Look at each line of the records and count those with "Secondary" in them. Please answer with the count alone.

● **Data provided**:
_ _ _ _
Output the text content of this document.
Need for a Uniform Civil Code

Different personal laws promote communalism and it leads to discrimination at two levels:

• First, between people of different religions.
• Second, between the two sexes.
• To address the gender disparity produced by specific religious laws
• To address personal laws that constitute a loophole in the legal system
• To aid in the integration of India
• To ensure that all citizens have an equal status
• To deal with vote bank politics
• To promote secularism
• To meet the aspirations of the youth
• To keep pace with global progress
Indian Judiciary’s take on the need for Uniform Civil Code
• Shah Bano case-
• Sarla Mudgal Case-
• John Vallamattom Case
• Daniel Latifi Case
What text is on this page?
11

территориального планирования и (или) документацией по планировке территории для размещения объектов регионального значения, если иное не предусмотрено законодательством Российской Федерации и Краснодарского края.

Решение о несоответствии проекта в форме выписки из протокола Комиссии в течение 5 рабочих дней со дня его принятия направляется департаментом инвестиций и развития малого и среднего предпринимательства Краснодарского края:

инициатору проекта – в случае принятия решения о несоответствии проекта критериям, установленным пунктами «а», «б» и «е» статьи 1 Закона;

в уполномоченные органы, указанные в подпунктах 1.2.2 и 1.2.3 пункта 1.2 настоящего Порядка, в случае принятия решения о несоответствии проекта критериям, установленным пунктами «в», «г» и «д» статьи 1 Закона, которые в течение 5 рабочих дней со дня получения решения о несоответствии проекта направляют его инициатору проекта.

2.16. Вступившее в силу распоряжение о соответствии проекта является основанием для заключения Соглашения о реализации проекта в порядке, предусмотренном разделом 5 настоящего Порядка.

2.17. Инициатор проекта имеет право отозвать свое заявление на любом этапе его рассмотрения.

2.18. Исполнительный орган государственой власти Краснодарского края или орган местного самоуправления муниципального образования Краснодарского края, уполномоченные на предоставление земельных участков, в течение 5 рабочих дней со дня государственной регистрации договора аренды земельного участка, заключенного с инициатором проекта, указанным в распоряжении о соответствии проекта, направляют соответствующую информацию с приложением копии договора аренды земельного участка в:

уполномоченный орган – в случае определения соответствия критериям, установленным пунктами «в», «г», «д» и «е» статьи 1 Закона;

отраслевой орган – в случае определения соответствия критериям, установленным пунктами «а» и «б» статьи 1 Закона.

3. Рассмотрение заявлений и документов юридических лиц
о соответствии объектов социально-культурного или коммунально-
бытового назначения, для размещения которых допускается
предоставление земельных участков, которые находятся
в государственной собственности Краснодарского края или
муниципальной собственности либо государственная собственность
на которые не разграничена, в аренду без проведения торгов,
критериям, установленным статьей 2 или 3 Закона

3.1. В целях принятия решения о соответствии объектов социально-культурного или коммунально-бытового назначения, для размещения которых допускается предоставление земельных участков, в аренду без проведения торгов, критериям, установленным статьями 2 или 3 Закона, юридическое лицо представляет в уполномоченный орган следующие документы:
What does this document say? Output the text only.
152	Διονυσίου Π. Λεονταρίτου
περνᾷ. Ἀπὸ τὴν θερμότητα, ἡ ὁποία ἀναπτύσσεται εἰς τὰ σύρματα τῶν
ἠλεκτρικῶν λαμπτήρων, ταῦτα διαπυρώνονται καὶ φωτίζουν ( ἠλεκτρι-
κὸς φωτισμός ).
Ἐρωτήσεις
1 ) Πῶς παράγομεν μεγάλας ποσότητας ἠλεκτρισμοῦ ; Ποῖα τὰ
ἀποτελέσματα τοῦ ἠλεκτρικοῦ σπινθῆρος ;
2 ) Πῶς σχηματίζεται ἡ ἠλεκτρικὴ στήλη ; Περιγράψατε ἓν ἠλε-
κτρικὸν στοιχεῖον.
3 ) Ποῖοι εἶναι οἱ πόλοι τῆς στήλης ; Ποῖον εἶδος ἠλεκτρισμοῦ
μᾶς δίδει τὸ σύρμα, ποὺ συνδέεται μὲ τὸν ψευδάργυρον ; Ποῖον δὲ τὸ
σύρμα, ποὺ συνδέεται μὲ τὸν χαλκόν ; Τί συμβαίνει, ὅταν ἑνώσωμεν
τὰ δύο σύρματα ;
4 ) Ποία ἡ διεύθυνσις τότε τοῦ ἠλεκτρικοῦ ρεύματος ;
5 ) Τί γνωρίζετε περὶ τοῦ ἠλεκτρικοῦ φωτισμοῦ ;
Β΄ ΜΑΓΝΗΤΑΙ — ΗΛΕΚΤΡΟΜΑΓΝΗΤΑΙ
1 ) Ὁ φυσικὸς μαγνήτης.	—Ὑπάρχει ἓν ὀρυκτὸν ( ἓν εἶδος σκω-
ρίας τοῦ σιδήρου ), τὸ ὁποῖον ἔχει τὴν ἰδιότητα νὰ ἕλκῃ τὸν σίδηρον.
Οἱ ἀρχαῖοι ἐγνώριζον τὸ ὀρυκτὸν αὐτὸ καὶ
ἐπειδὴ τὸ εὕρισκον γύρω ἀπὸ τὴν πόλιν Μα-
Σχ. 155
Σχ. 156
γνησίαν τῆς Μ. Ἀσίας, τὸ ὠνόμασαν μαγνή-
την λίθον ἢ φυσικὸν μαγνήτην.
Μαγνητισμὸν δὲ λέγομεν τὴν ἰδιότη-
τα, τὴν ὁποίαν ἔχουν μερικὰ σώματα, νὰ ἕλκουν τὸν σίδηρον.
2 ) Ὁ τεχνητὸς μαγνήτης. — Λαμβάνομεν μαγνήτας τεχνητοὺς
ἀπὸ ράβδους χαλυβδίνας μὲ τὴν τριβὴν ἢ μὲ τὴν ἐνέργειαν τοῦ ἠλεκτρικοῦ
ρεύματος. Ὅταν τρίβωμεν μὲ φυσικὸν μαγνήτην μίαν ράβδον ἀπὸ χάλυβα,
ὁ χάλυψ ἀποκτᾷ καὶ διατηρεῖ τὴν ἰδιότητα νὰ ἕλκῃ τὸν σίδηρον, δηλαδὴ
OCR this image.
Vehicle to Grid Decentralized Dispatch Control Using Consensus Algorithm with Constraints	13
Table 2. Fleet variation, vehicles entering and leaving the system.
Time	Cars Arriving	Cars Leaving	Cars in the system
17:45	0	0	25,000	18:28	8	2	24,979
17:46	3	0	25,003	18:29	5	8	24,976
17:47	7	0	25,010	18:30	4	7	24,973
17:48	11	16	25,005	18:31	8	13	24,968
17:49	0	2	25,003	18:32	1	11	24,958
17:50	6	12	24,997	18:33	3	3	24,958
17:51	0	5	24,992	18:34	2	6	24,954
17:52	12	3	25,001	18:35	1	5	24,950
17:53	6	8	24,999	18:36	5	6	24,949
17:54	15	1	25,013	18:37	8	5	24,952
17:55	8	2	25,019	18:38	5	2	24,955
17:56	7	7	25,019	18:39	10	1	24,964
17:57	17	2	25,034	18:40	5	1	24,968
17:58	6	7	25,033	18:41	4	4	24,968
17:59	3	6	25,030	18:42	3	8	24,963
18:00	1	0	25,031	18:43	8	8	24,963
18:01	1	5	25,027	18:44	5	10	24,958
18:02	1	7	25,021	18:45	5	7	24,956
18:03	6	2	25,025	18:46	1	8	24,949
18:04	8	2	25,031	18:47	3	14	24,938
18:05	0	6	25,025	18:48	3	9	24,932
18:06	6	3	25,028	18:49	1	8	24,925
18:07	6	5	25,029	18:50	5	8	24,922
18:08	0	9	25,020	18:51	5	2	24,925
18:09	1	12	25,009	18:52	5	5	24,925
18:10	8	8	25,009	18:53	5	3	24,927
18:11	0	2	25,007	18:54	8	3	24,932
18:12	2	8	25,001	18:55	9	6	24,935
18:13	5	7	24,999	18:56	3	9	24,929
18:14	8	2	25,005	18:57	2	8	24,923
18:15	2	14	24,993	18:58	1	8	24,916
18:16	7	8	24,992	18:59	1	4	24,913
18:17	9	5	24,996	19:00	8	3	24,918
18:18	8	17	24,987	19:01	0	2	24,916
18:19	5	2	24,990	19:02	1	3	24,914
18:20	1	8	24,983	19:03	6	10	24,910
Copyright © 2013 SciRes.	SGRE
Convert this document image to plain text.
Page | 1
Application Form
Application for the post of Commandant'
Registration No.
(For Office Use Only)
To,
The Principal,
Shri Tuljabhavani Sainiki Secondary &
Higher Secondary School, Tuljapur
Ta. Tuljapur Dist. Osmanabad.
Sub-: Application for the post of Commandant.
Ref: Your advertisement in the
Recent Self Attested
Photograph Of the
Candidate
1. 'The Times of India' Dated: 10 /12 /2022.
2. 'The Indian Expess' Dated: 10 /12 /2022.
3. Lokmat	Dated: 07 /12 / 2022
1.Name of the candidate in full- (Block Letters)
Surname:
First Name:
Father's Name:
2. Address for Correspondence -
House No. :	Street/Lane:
_ _ _ _
● **Task response**: 2